Material for this exercise
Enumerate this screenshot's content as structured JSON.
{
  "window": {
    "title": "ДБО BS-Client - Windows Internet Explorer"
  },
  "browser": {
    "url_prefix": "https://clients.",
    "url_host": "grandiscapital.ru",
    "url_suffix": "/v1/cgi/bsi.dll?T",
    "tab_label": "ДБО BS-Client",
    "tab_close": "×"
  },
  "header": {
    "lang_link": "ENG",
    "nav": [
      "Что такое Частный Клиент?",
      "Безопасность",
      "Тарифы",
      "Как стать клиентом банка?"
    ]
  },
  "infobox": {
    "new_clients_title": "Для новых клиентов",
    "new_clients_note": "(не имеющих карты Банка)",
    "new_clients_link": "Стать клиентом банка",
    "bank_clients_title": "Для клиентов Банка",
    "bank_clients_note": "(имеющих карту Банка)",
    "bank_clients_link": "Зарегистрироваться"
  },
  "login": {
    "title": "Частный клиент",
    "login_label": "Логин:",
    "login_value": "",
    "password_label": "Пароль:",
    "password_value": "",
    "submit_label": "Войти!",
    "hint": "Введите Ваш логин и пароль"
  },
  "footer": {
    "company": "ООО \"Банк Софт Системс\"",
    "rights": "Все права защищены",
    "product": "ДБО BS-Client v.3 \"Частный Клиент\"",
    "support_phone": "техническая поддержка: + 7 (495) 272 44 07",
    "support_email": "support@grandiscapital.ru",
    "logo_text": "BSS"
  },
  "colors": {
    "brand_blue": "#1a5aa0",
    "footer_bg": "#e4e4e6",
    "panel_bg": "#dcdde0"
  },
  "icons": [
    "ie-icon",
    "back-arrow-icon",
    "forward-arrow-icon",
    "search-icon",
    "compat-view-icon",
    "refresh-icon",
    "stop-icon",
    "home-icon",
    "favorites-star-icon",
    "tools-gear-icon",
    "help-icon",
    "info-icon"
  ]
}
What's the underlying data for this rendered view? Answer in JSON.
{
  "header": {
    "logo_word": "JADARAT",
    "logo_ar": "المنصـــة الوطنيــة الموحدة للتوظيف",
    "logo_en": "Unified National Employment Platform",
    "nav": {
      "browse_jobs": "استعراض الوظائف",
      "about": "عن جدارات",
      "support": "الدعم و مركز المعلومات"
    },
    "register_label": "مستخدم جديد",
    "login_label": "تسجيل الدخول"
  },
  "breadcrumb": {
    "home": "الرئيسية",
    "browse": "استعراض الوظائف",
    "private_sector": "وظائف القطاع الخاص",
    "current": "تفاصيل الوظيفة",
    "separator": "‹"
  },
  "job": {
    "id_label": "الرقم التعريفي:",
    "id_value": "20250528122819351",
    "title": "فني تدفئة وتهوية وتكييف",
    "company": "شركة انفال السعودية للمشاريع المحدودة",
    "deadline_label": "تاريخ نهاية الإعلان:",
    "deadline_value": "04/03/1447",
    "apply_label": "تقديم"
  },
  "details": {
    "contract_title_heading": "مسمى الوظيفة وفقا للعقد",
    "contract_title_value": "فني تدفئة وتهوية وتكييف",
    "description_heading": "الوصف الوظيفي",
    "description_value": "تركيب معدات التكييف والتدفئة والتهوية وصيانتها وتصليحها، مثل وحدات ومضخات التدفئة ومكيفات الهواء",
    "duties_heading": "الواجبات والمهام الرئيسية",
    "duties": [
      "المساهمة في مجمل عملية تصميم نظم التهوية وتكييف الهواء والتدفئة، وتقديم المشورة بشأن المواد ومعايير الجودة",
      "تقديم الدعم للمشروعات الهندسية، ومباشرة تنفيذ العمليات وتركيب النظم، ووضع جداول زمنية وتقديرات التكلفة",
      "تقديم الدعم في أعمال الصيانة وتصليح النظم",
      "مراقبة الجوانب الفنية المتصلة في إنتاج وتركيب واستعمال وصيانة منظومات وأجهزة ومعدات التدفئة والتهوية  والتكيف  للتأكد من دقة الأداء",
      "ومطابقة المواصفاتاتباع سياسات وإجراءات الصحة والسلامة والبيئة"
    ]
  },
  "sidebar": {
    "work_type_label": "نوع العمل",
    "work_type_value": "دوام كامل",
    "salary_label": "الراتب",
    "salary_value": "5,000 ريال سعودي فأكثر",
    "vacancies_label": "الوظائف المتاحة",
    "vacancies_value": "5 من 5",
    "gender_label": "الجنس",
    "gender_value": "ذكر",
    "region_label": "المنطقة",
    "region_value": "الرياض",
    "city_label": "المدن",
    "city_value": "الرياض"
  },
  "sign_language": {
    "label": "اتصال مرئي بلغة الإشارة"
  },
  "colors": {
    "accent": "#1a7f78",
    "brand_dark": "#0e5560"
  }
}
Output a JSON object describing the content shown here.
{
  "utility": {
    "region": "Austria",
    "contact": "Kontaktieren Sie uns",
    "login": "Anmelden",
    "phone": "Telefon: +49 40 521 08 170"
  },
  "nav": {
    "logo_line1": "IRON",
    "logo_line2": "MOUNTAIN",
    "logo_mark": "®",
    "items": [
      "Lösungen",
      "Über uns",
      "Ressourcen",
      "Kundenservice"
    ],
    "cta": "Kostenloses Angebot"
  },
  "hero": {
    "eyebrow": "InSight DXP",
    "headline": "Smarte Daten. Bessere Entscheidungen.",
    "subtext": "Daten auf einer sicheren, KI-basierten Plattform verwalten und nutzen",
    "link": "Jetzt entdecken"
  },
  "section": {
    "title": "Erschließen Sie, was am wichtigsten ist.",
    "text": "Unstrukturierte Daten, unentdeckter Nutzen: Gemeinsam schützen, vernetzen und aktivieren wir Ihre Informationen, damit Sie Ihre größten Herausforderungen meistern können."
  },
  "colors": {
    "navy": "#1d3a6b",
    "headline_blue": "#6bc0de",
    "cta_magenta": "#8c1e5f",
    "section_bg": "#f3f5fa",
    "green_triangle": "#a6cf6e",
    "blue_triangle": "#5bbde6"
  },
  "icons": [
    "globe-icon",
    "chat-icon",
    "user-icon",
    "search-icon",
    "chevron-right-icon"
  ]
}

The task
Take each line of the material that contains the word "الهواء" and list it.

The answer
    "description_value": "تركيب معدات التكييف والتدفئة والتهوية وصيانتها وتصليحها، مثل وحدات ومضخات التدفئة ومكيفات الهواء",
      "المساهمة في مجمل عملية تصميم نظم التهوية وتكييف الهواء والتدفئة، وتقديم المشورة بشأن المواد ومعايير الجودة",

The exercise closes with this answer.